═══ DATA SHOWN ═══
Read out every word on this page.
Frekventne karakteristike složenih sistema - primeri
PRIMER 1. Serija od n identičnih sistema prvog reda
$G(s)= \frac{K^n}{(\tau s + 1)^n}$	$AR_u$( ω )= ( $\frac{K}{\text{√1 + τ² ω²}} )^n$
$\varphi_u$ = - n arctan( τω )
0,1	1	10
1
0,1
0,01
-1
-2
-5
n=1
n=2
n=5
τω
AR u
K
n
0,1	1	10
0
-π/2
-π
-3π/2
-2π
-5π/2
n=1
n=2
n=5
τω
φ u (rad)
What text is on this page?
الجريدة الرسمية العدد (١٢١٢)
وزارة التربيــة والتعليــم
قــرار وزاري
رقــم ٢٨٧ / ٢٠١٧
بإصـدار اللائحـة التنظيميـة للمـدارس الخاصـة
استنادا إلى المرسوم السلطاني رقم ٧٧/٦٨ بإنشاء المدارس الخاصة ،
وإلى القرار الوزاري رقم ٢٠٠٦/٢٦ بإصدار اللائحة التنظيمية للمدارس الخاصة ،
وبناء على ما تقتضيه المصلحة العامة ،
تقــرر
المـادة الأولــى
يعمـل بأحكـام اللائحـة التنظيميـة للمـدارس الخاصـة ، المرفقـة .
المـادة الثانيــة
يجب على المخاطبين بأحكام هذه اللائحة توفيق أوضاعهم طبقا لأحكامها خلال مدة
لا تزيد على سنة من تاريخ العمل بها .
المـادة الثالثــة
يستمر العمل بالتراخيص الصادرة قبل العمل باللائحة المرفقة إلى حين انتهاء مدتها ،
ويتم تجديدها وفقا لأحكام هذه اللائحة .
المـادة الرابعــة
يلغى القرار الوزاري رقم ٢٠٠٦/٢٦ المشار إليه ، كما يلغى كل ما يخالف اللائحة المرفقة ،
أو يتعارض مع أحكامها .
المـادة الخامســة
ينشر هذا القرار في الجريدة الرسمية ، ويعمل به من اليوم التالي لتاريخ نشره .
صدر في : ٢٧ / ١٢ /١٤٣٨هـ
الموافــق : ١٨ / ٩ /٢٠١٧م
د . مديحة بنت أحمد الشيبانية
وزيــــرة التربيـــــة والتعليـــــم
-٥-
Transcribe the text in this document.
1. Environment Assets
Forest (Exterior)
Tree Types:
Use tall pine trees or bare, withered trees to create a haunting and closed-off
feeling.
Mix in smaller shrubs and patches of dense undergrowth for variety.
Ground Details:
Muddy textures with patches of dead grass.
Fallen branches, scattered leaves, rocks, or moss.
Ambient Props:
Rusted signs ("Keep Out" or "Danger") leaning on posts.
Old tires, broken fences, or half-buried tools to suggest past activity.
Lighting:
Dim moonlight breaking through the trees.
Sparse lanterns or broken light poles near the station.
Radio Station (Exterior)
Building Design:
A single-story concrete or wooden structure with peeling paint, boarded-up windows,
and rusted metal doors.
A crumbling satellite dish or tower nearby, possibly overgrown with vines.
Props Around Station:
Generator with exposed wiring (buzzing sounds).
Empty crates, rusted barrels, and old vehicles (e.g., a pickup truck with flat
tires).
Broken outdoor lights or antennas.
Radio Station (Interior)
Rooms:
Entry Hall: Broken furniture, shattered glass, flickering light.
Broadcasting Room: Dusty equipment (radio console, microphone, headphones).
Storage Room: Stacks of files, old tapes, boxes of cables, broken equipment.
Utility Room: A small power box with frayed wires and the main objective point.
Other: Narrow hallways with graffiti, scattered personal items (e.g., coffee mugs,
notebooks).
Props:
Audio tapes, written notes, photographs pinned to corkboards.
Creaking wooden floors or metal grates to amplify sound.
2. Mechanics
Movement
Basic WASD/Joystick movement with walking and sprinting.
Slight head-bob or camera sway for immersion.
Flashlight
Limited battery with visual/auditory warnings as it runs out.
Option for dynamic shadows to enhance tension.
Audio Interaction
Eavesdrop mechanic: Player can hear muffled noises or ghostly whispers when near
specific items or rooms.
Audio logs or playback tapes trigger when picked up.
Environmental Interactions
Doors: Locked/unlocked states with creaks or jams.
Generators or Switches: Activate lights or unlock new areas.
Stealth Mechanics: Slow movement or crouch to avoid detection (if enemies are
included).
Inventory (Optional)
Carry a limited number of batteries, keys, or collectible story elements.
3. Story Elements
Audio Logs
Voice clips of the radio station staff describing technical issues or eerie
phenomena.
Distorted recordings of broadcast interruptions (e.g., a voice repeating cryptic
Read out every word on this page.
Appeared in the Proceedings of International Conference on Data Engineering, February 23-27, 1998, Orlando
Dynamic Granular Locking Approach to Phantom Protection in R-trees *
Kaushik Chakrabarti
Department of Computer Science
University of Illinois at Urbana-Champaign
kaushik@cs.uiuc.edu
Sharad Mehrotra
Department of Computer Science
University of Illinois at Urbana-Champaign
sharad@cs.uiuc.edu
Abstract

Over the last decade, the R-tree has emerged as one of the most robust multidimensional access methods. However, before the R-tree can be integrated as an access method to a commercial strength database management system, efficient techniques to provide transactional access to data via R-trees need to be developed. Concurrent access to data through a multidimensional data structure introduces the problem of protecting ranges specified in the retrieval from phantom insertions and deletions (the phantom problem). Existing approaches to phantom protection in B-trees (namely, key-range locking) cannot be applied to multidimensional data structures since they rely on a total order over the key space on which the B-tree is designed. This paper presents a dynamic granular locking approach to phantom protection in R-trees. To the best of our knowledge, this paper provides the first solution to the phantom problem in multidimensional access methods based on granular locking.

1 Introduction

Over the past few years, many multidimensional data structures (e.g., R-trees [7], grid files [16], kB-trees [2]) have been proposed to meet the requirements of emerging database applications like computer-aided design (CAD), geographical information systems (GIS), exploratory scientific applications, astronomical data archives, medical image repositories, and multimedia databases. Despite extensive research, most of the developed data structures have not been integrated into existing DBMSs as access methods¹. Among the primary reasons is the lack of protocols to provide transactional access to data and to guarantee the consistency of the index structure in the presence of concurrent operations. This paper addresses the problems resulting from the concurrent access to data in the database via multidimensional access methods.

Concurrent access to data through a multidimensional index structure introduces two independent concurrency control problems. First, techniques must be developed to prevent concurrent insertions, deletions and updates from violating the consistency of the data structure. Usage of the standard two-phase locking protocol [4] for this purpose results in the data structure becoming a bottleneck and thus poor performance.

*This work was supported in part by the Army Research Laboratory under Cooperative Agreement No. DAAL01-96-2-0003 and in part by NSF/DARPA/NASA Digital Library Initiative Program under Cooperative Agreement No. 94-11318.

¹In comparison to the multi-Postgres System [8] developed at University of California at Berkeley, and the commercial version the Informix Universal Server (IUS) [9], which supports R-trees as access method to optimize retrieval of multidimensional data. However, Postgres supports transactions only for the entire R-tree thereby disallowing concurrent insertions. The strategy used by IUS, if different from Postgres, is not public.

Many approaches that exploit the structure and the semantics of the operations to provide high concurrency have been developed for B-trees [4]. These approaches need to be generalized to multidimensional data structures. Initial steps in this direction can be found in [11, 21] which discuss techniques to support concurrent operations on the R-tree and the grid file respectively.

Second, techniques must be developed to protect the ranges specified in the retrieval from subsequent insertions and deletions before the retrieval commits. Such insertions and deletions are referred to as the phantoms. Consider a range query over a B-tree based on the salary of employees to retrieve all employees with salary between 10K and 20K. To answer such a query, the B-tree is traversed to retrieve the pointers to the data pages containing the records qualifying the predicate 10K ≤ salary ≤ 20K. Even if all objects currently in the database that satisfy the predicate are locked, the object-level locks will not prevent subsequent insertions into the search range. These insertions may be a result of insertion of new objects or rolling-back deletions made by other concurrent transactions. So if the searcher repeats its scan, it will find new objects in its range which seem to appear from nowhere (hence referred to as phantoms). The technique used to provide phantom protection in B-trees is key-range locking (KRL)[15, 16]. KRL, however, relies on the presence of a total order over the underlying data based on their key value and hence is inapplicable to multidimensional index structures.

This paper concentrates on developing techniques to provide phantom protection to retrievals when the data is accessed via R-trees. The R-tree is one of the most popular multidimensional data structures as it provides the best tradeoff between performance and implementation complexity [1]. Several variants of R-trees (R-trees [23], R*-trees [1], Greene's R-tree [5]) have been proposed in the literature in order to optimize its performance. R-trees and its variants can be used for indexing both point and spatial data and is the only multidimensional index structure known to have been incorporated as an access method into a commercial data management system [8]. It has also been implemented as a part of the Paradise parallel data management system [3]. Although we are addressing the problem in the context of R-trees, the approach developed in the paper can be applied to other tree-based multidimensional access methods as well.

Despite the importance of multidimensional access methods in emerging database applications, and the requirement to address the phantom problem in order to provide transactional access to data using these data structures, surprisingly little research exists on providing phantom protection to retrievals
═══
EXERCISE TASK -
Return all lines with the word "scattered" in them.

RESPONSE TO THIS TASK -
Fallen branches, scattered leaves, rocks, or moss.
Other: Narrow hallways with graffiti, scattered personal items (e.g., coffee mugs,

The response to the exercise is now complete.